PROBLEM =
Leave every picture out and write out the records below exactly.

DATA TO PROCESS =

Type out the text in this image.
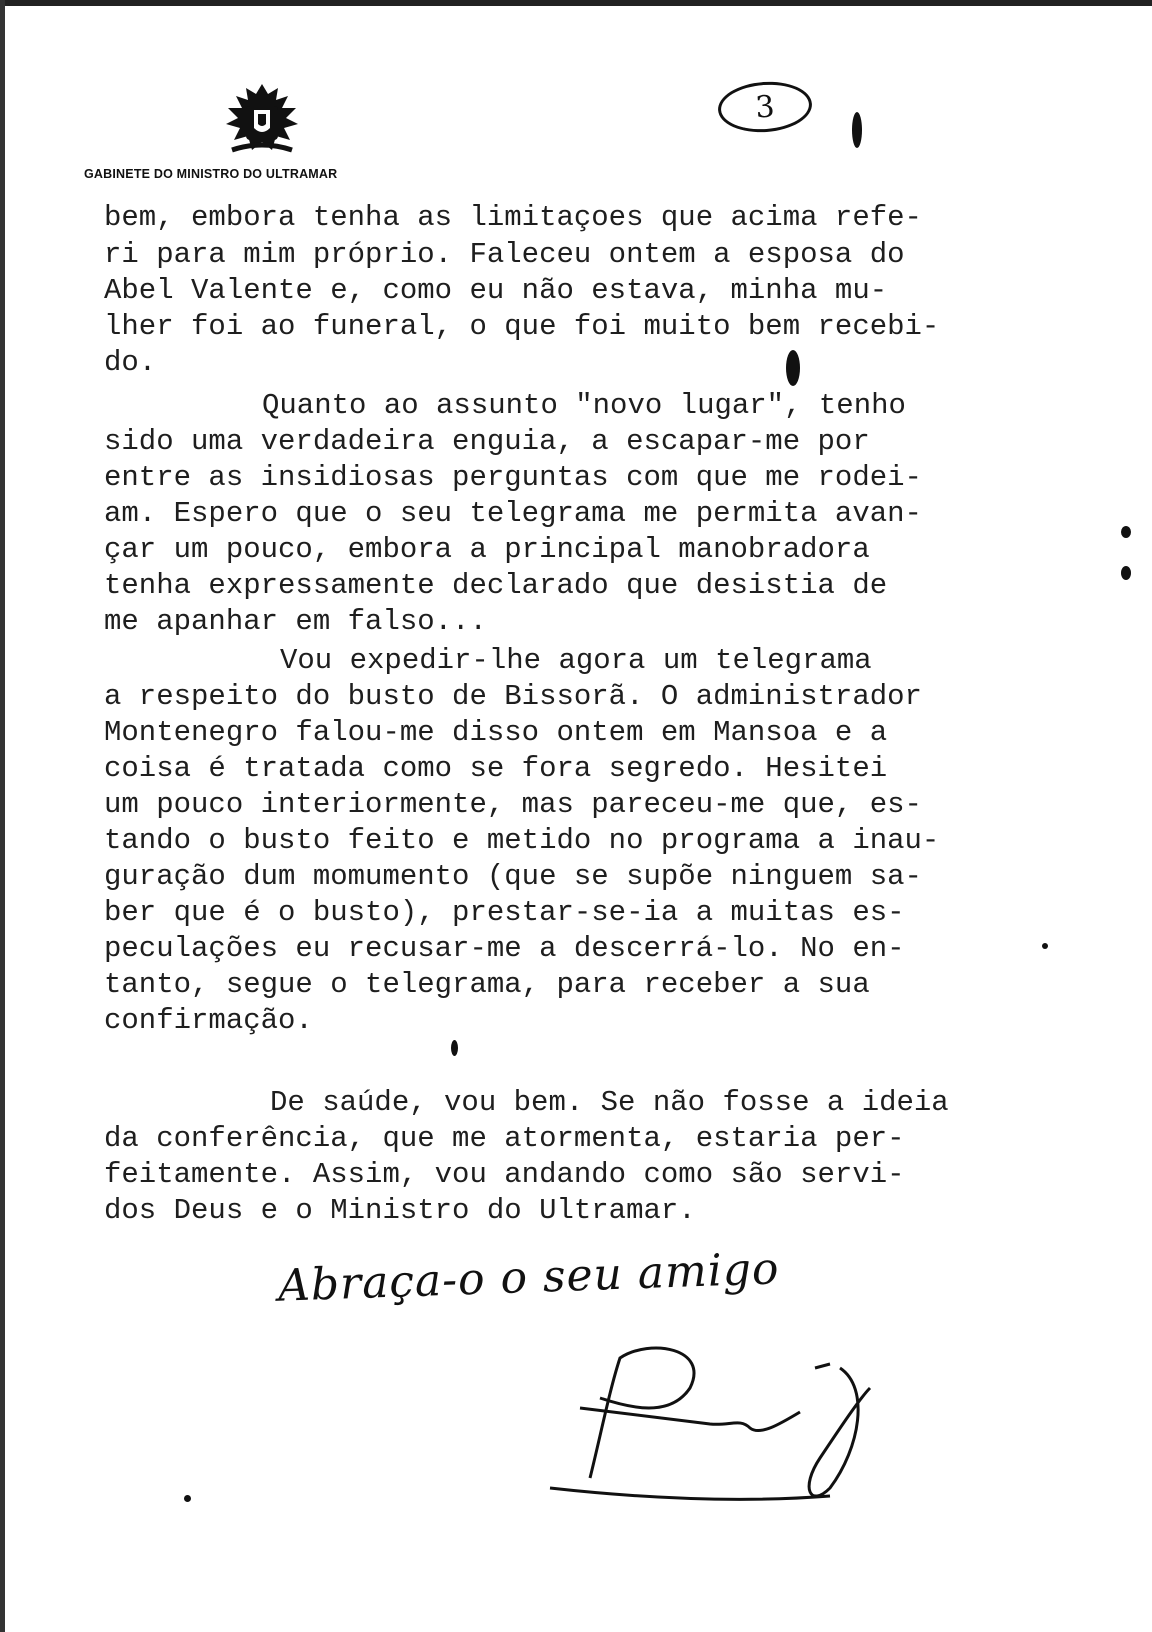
GABINETE DO MINISTRO DO ULTRAMAR
3
bem, embora tenha as limitaçoes que acima refe-
ri para mim próprio. Faleceu ontem a esposa do
Abel Valente e, como eu não estava, minha mu-
lher foi ao funeral, o que foi muito bem recebi-
do.
Quanto ao assunto "novo lugar", tenho
sido uma verdadeira enguia, a escapar-me por
entre as insidiosas perguntas com que me rodei-
am. Espero que o seu telegrama me permita avan-
çar um pouco, embora a principal manobradora
tenha expressamente declarado que desistia de
me apanhar em falso...
Vou expedir-lhe agora um telegrama
a respeito do busto de Bissorã. O administrador
Montenegro falou-me disso ontem em Mansoa e a
coisa é tratada como se fora segredo. Hesitei
um pouco interiormente, mas pareceu-me que, es-
tando o busto feito e metido no programa a inau-
guração dum momumento (que se supõe ninguem sa-
ber que é o busto), prestar-se-ia a muitas es-
peculações eu recusar-me a descerrá-lo. No en-
tanto, segue o telegrama, para receber a sua
confirmação.
De saúde, vou bem. Se não fosse a ideia
da conferência, que me atormenta, estaria per-
feitamente. Assim, vou andando como são servi-
dos Deus e o Ministro do Ultramar.
Abraça-o o seu amigo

FULL OUTPUT =
Type out the text in this image.
GABINETE DO MINISTRO DO ULTRAMAR
3
bem, embora tenha as limitaçoes que acima refe-
ri para mim próprio. Faleceu ontem a esposa do
Abel Valente e, como eu não estava, minha mu-
lher foi ao funeral, o que foi muito bem recebi-
do.
Quanto ao assunto "novo lugar", tenho
sido uma verdadeira enguia, a escapar-me por
entre as insidiosas perguntas com que me rodei-
am. Espero que o seu telegrama me permita avan-
çar um pouco, embora a principal manobradora
tenha expressamente declarado que desistia de
me apanhar em falso...
Vou expedir-lhe agora um telegrama
a respeito do busto de Bissorã. O administrador
Montenegro falou-me disso ontem em Mansoa e a
coisa é tratada como se fora segredo. Hesitei
um pouco interiormente, mas pareceu-me que, es-
tando o busto feito e metido no programa a inau-
guração dum momumento (que se supõe ninguem sa-
ber que é o busto), prestar-se-ia a muitas es-
peculações eu recusar-me a descerrá-lo. No en-
tanto, segue o telegrama, para receber a sua
confirmação.
De saúde, vou bem. Se não fosse a ideia
da conferência, que me atormenta, estaria per-
feitamente. Assim, vou andando como são servi-
dos Deus e o Ministro do Ultramar.
Abraça-o o seu amigo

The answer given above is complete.